REQUIRED WORK:
Will you output all of the data below exactly, omitting the images?

(Data records)
--- --- ---

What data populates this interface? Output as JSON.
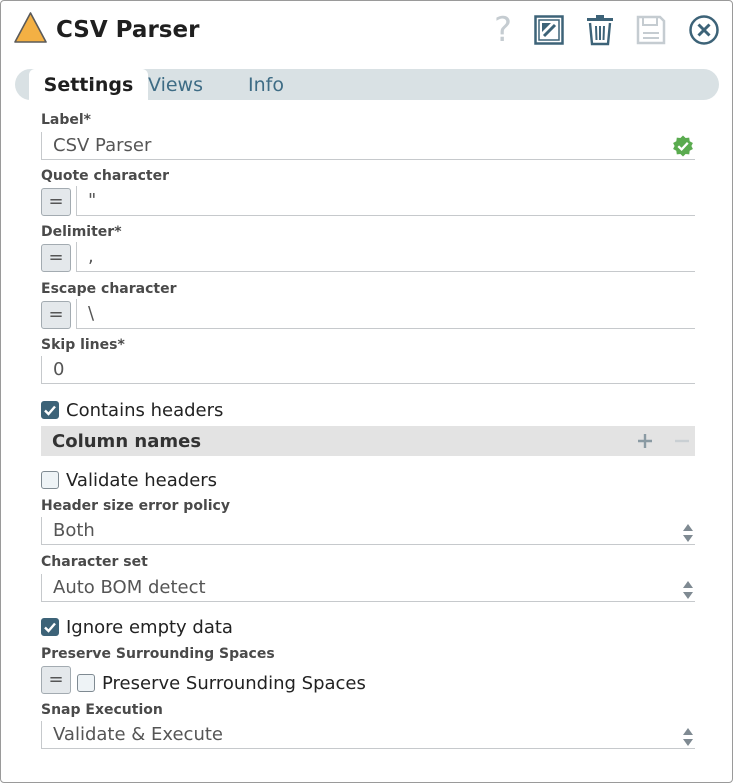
{
  "header": {
    "title": "CSV Parser",
    "icons": [
      "warning-triangle-icon",
      "help-icon",
      "export-icon",
      "trash-icon",
      "save-icon",
      "close-icon"
    ],
    "accent": "#f3b044"
  },
  "tabs": [
    {
      "label": "Settings",
      "active": true
    },
    {
      "label": "Views",
      "active": false
    },
    {
      "label": "Info",
      "active": false
    }
  ],
  "form": {
    "label": {
      "title": "Label*",
      "value": "CSV Parser"
    },
    "quote": {
      "title": "Quote character",
      "value": "\"",
      "expr": "="
    },
    "delimiter": {
      "title": "Delimiter*",
      "value": ",",
      "expr": "="
    },
    "escape": {
      "title": "Escape character",
      "value": "\\",
      "expr": "="
    },
    "skip_lines": {
      "title": "Skip lines*",
      "value": "0"
    },
    "contains_headers": {
      "label": "Contains headers",
      "checked": true
    },
    "column_names": {
      "title": "Column names"
    },
    "validate_headers": {
      "label": "Validate headers",
      "checked": false
    },
    "header_policy": {
      "title": "Header size error policy",
      "value": "Both"
    },
    "charset": {
      "title": "Character set",
      "value": "Auto BOM detect"
    },
    "ignore_empty": {
      "label": "Ignore empty data",
      "checked": true
    },
    "preserve": {
      "title": "Preserve Surrounding Spaces",
      "label": "Preserve Surrounding Spaces",
      "checked": false,
      "expr": "="
    },
    "snap_exec": {
      "title": "Snap Execution",
      "value": "Validate & Execute"
    }
  },
  "colors": {
    "tab_bg": "#d9e1e4",
    "checkbox_checked": "#3d6378",
    "valid_green": "#5aab4f"
  }
}
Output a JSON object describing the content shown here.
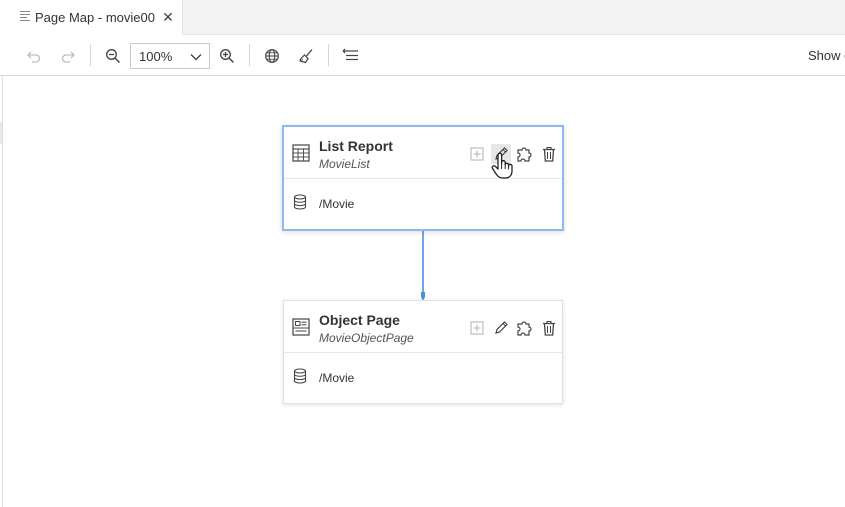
{
  "tab": {
    "title": "Page Map - movie00",
    "close_glyph": "✕",
    "icon": "document-lines-icon"
  },
  "toolbar": {
    "undo_icon": "undo-icon",
    "redo_icon": "redo-icon",
    "zoom_out_icon": "zoom-out-icon",
    "zoom_value": "100%",
    "zoom_in_icon": "zoom-in-icon",
    "globe_icon": "globe-icon",
    "broom_icon": "broom-icon",
    "layout_icon": "auto-layout-icon",
    "show_label": "Show c"
  },
  "pages": [
    {
      "title": "List Report",
      "subtitle": "MovieList",
      "entity": "/Movie",
      "type_icon": "table-icon",
      "selected": true
    },
    {
      "title": "Object Page",
      "subtitle": "MovieObjectPage",
      "entity": "/Movie",
      "type_icon": "object-page-icon",
      "selected": false
    }
  ],
  "colors": {
    "accent": "#4a90e2",
    "selected_border": "#8fb8ec",
    "icon_gray": "#555555"
  }
}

--- --- ---

RESULT OF THIS EXERCISE:
What data populates this interface? Output as JSON.
{
  "header": {
    "title": "CSV Parser",
    "icons": [
      "warning-triangle-icon",
      "help-icon",
      "export-icon",
      "trash-icon",
      "save-icon",
      "close-icon"
    ],
    "accent": "#f3b044"
  },
  "tabs": [
    {
      "label": "Settings",
      "active": true
    },
    {
      "label": "Views",
      "active": false
    },
    {
      "label": "Info",
      "active": false
    }
  ],
  "form": {
    "label": {
      "title": "Label*",
      "value": "CSV Parser"
    },
    "quote": {
      "title": "Quote character",
      "value": "\"",
      "expr": "="
    },
    "delimiter": {
      "title": "Delimiter*",
      "value": ",",
      "expr": "="
    },
    "escape": {
      "title": "Escape character",
      "value": "\\",
      "expr": "="
    },
    "skip_lines": {
      "title": "Skip lines*",
      "value": "0"
    },
    "contains_headers": {
      "label": "Contains headers",
      "checked": true
    },
    "column_names": {
      "title": "Column names"
    },
    "validate_headers": {
      "label": "Validate headers",
      "checked": false
    },
    "header_policy": {
      "title": "Header size error policy",
      "value": "Both"
    },
    "charset": {
      "title": "Character set",
      "value": "Auto BOM detect"
    },
    "ignore_empty": {
      "label": "Ignore empty data",
      "checked": true
    },
    "preserve": {
      "title": "Preserve Surrounding Spaces",
      "label": "Preserve Surrounding Spaces",
      "checked": false,
      "expr": "="
    },
    "snap_exec": {
      "title": "Snap Execution",
      "value": "Validate & Execute"
    }
  },
  "colors": {
    "tab_bg": "#d9e1e4",
    "checkbox_checked": "#3d6378",
    "valid_green": "#5aab4f"
  }
}
Output a JSON object describing the content shown here.
{
  "tab": {
    "title": "Page Map - movie00",
    "close_glyph": "✕",
    "icon": "document-lines-icon"
  },
  "toolbar": {
    "undo_icon": "undo-icon",
    "redo_icon": "redo-icon",
    "zoom_out_icon": "zoom-out-icon",
    "zoom_value": "100%",
    "zoom_in_icon": "zoom-in-icon",
    "globe_icon": "globe-icon",
    "broom_icon": "broom-icon",
    "layout_icon": "auto-layout-icon",
    "show_label": "Show c"
  },
  "pages": [
    {
      "title": "List Report",
      "subtitle": "MovieList",
      "entity": "/Movie",
      "type_icon": "table-icon",
      "selected": true
    },
    {
      "title": "Object Page",
      "subtitle": "MovieObjectPage",
      "entity": "/Movie",
      "type_icon": "object-page-icon",
      "selected": false
    }
  ],
  "colors": {
    "accent": "#4a90e2",
    "selected_border": "#8fb8ec",
    "icon_gray": "#555555"
  }
}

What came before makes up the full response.